### RECORDS FOR PROCESSING
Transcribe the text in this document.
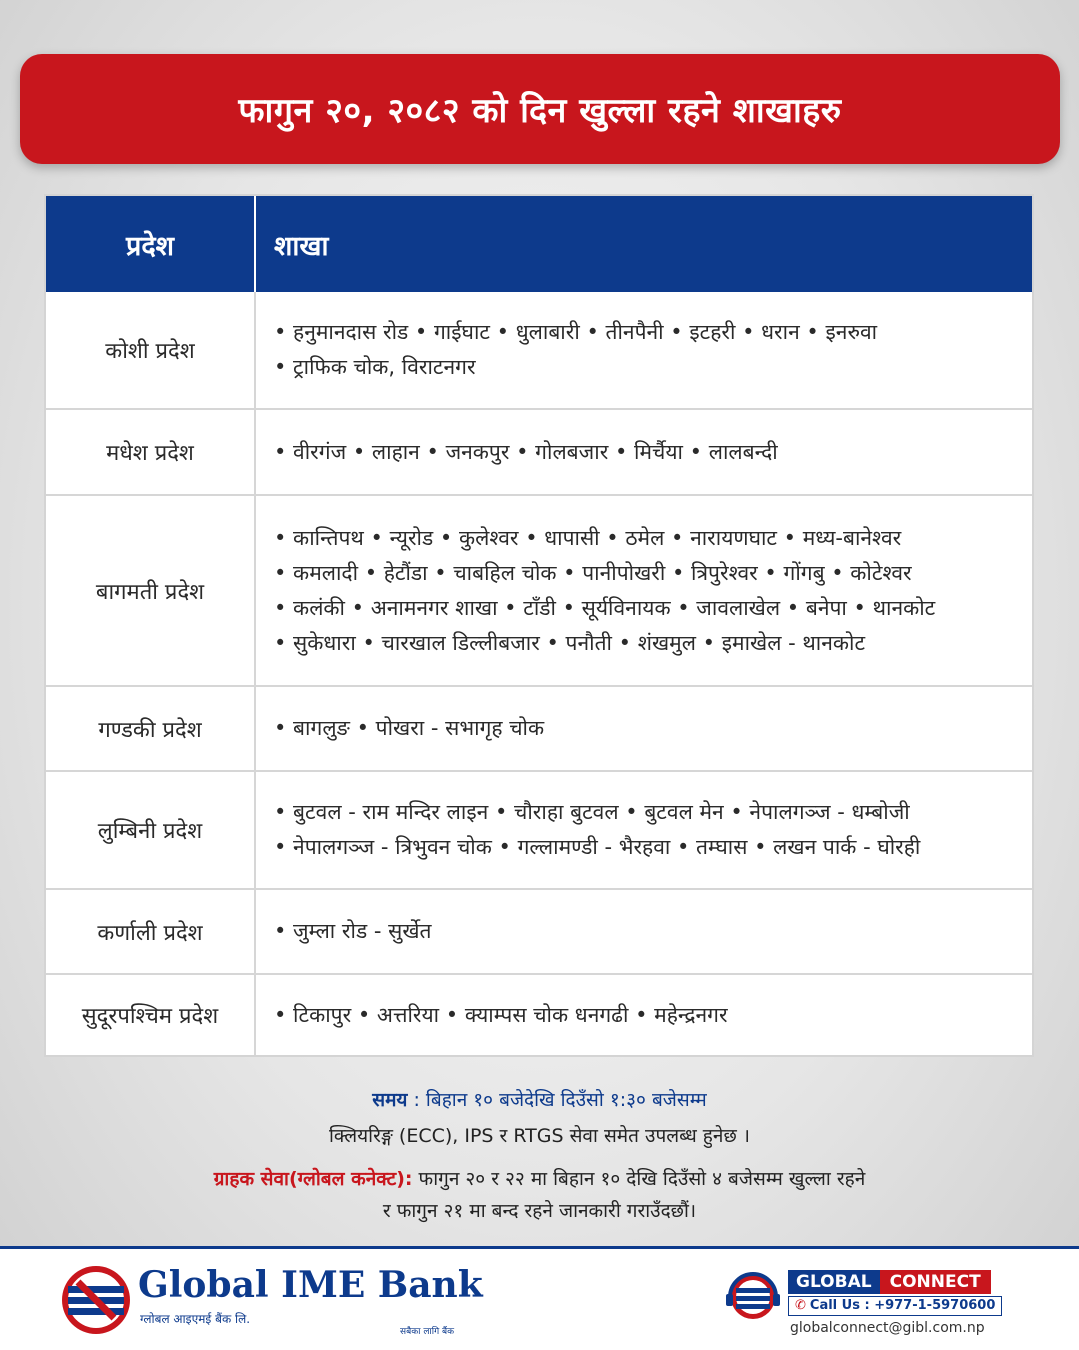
फागुन २०, २०८२ को दिन खुल्ला रहने शाखाहरु
प्रदेश	शाखा
कोशी प्रदेश
• हनुमानदास रोड • गाईघाट • धुलाबारी • तीनपैनी • इटहरी • धरान • इनरुवा
• ट्राफिक चोक, विराटनगर
मधेश प्रदेश	• वीरगंज • लाहान • जनकपुर • गोलबजार • मिर्चैया • लालबन्दी
बागमती प्रदेश
• कान्तिपथ • न्यूरोड • कुलेश्वर • धापासी • ठमेल • नारायणघाट • मध्य-बानेश्वर
• कमलादी • हेटौंडा • चाबहिल चोक • पानीपोखरी • त्रिपुरेश्वर • गोंगबु • कोटेश्वर
• कलंकी • अनामनगर शाखा • टाँडी • सूर्यविनायक • जावलाखेल • बनेपा • थानकोट
• सुकेधारा • चारखाल डिल्लीबजार • पनौती • शंखमुल • इमाखेल - थानकोट
गण्डकी प्रदेश	• बागलुङ • पोखरा - सभागृह चोक
लुम्बिनी प्रदेश
• बुटवल - राम मन्दिर लाइन • चौराहा बुटवल • बुटवल मेन • नेपालगञ्ज - धम्बोजी
• नेपालगञ्ज - त्रिभुवन चोक • गल्लामण्डी - भैरहवा • तम्घास • लखन पार्क - घोरही
कर्णाली प्रदेश	• जुम्ला रोड - सुर्खेत
सुदूरपश्चिम प्रदेश	• टिकापुर • अत्तरिया • क्याम्पस चोक धनगढी • महेन्द्रनगर
समय : बिहान १० बजेदेखि दिउँसो १:३० बजेसम्म
क्लियरिङ्ग (ECC), IPS र RTGS सेवा समेत उपलब्ध हुनेछ ।
ग्राहक सेवा(ग्लोबल कनेक्ट): फागुन २० र २२ मा बिहान १० देखि दिउँसो ४ बजेसम्म खुल्ला रहने
र फागुन २१ मा बन्द रहने जानकारी गराउँदछौं।
Global IME Bank
ग्लोबल आइएमई बैंक लि.
सबैका लागि बैंक
GLOBAL	CONNECT
✆ Call Us : +977-1-5970600
globalconnect@gibl.com.np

### WRITTEN TASK
Nothing in the entries should change as you copy them, except that the pictures are left out.

### REPLY TO THE TASK
Transcribe the text in this document.
फागुन २०, २०८२ को दिन खुल्ला रहने शाखाहरु
प्रदेश	शाखा
कोशी प्रदेश
• हनुमानदास रोड • गाईघाट • धुलाबारी • तीनपैनी • इटहरी • धरान • इनरुवा
• ट्राफिक चोक, विराटनगर
मधेश प्रदेश	• वीरगंज • लाहान • जनकपुर • गोलबजार • मिर्चैया • लालबन्दी
बागमती प्रदेश
• कान्तिपथ • न्यूरोड • कुलेश्वर • धापासी • ठमेल • नारायणघाट • मध्य-बानेश्वर
• कमलादी • हेटौंडा • चाबहिल चोक • पानीपोखरी • त्रिपुरेश्वर • गोंगबु • कोटेश्वर
• कलंकी • अनामनगर शाखा • टाँडी • सूर्यविनायक • जावलाखेल • बनेपा • थानकोट
• सुकेधारा • चारखाल डिल्लीबजार • पनौती • शंखमुल • इमाखेल - थानकोट
गण्डकी प्रदेश	• बागलुङ • पोखरा - सभागृह चोक
लुम्बिनी प्रदेश
• बुटवल - राम मन्दिर लाइन • चौराहा बुटवल • बुटवल मेन • नेपालगञ्ज - धम्बोजी
• नेपालगञ्ज - त्रिभुवन चोक • गल्लामण्डी - भैरहवा • तम्घास • लखन पार्क - घोरही
कर्णाली प्रदेश	• जुम्ला रोड - सुर्खेत
सुदूरपश्चिम प्रदेश	• टिकापुर • अत्तरिया • क्याम्पस चोक धनगढी • महेन्द्रनगर
समय : बिहान १० बजेदेखि दिउँसो १:३० बजेसम्म
क्लियरिङ्ग (ECC), IPS र RTGS सेवा समेत उपलब्ध हुनेछ ।
ग्राहक सेवा(ग्लोबल कनेक्ट): फागुन २० र २२ मा बिहान १० देखि दिउँसो ४ बजेसम्म खुल्ला रहने
र फागुन २१ मा बन्द रहने जानकारी गराउँदछौं।
Global IME Bank
ग्लोबल आइएमई बैंक लि.
सबैका लागि बैंक
GLOBAL	CONNECT
✆ Call Us : +977-1-5970600
globalconnect@gibl.com.np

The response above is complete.